• _Instruction_: Restate the entries below verbatim.

• _Records provided_:
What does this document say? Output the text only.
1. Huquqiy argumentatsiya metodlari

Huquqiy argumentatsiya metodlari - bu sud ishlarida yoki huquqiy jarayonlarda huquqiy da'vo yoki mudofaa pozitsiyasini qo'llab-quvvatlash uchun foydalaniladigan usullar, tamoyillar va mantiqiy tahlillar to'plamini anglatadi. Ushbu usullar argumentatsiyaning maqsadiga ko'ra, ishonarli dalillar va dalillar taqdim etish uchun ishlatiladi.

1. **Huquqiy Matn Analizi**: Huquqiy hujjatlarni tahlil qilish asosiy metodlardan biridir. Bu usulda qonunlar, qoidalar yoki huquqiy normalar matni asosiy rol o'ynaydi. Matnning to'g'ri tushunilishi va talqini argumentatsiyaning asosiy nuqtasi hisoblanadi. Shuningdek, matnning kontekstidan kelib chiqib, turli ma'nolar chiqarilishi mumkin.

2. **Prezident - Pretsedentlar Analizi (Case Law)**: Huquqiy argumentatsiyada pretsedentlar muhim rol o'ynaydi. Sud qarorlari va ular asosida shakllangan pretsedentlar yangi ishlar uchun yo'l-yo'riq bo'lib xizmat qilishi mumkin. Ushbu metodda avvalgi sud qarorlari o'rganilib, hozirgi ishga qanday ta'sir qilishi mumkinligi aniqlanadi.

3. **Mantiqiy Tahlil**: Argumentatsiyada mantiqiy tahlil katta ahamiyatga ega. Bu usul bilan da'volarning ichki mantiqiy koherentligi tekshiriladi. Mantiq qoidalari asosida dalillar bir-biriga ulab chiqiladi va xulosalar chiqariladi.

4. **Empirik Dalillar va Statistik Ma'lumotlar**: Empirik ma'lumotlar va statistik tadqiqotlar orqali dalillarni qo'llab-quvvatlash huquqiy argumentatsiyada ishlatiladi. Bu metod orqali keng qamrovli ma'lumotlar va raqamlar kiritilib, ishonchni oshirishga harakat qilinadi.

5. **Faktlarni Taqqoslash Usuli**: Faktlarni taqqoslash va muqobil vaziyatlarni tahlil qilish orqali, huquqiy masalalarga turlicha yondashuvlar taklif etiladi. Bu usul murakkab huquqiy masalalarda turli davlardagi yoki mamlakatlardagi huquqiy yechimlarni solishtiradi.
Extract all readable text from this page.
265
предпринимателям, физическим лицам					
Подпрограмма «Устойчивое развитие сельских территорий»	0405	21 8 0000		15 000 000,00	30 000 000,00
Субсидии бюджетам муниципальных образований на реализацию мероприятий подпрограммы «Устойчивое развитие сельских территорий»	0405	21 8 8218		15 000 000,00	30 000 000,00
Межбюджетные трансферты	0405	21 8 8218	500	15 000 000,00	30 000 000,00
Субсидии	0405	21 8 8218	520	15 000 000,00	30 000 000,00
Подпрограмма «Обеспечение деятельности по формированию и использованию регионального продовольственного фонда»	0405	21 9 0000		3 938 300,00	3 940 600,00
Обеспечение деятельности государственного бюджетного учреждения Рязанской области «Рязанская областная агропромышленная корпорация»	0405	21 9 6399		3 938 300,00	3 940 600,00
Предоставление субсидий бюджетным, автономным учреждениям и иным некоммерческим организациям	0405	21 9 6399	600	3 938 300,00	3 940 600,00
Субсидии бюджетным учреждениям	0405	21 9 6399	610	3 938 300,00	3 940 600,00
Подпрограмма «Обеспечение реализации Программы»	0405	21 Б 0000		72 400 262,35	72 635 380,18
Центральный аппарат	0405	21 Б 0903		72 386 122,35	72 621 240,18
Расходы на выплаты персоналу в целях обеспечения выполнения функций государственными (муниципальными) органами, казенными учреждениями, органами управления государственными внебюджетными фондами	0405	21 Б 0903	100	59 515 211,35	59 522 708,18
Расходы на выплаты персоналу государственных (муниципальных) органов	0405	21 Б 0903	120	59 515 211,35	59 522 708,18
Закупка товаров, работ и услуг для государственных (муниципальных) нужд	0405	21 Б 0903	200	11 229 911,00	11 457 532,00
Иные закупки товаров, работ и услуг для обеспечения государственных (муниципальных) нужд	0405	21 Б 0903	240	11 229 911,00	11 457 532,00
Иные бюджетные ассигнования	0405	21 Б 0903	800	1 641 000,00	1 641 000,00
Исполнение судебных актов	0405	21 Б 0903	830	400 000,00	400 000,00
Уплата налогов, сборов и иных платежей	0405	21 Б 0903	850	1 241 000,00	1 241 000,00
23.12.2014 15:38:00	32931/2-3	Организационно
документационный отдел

• _Written answer_:
What does this document say? Output the text only.
1. Huquqiy argumentatsiya metodlari

Huquqiy argumentatsiya metodlari - bu sud ishlarida yoki huquqiy jarayonlarda huquqiy da'vo yoki mudofaa pozitsiyasini qo'llab-quvvatlash uchun foydalaniladigan usullar, tamoyillar va mantiqiy tahlillar to'plamini anglatadi. Ushbu usullar argumentatsiyaning maqsadiga ko'ra, ishonarli dalillar va dalillar taqdim etish uchun ishlatiladi.

1. **Huquqiy Matn Analizi**: Huquqiy hujjatlarni tahlil qilish asosiy metodlardan biridir. Bu usulda qonunlar, qoidalar yoki huquqiy normalar matni asosiy rol o'ynaydi. Matnning to'g'ri tushunilishi va talqini argumentatsiyaning asosiy nuqtasi hisoblanadi. Shuningdek, matnning kontekstidan kelib chiqib, turli ma'nolar chiqarilishi mumkin.

2. **Prezident - Pretsedentlar Analizi (Case Law)**: Huquqiy argumentatsiyada pretsedentlar muhim rol o'ynaydi. Sud qarorlari va ular asosida shakllangan pretsedentlar yangi ishlar uchun yo'l-yo'riq bo'lib xizmat qilishi mumkin. Ushbu metodda avvalgi sud qarorlari o'rganilib, hozirgi ishga qanday ta'sir qilishi mumkinligi aniqlanadi.

3. **Mantiqiy Tahlil**: Argumentatsiyada mantiqiy tahlil katta ahamiyatga ega. Bu usul bilan da'volarning ichki mantiqiy koherentligi tekshiriladi. Mantiq qoidalari asosida dalillar bir-biriga ulab chiqiladi va xulosalar chiqariladi.

4. **Empirik Dalillar va Statistik Ma'lumotlar**: Empirik ma'lumotlar va statistik tadqiqotlar orqali dalillarni qo'llab-quvvatlash huquqiy argumentatsiyada ishlatiladi. Bu metod orqali keng qamrovli ma'lumotlar va raqamlar kiritilib, ishonchni oshirishga harakat qilinadi.

5. **Faktlarni Taqqoslash Usuli**: Faktlarni taqqoslash va muqobil vaziyatlarni tahlil qilish orqali, huquqiy masalalarga turlicha yondashuvlar taklif etiladi. Bu usul murakkab huquqiy masalalarda turli davlardagi yoki mamlakatlardagi huquqiy yechimlarni solishtiradi.
Extract all readable text from this page.
265
предпринимателям, физическим лицам					
Подпрограмма «Устойчивое развитие сельских территорий»	0405	21 8 0000		15 000 000,00	30 000 000,00
Субсидии бюджетам муниципальных образований на реализацию мероприятий подпрограммы «Устойчивое развитие сельских территорий»	0405	21 8 8218		15 000 000,00	30 000 000,00
Межбюджетные трансферты	0405	21 8 8218	500	15 000 000,00	30 000 000,00
Субсидии	0405	21 8 8218	520	15 000 000,00	30 000 000,00
Подпрограмма «Обеспечение деятельности по формированию и использованию регионального продовольственного фонда»	0405	21 9 0000		3 938 300,00	3 940 600,00
Обеспечение деятельности государственного бюджетного учреждения Рязанской области «Рязанская областная агропромышленная корпорация»	0405	21 9 6399		3 938 300,00	3 940 600,00
Предоставление субсидий бюджетным, автономным учреждениям и иным некоммерческим организациям	0405	21 9 6399	600	3 938 300,00	3 940 600,00
Субсидии бюджетным учреждениям	0405	21 9 6399	610	3 938 300,00	3 940 600,00
Подпрограмма «Обеспечение реализации Программы»	0405	21 Б 0000		72 400 262,35	72 635 380,18
Центральный аппарат	0405	21 Б 0903		72 386 122,35	72 621 240,18
Расходы на выплаты персоналу в целях обеспечения выполнения функций государственными (муниципальными) органами, казенными учреждениями, органами управления государственными внебюджетными фондами	0405	21 Б 0903	100	59 515 211,35	59 522 708,18
Расходы на выплаты персоналу государственных (муниципальных) органов	0405	21 Б 0903	120	59 515 211,35	59 522 708,18
Закупка товаров, работ и услуг для государственных (муниципальных) нужд	0405	21 Б 0903	200	11 229 911,00	11 457 532,00
Иные закупки товаров, работ и услуг для обеспечения государственных (муниципальных) нужд	0405	21 Б 0903	240	11 229 911,00	11 457 532,00
Иные бюджетные ассигнования	0405	21 Б 0903	800	1 641 000,00	1 641 000,00
Исполнение судебных актов	0405	21 Б 0903	830	400 000,00	400 000,00
Уплата налогов, сборов и иных платежей	0405	21 Б 0903	850	1 241 000,00	1 241 000,00
23.12.2014 15:38:00	32931/2-3	Организационно
документационный отдел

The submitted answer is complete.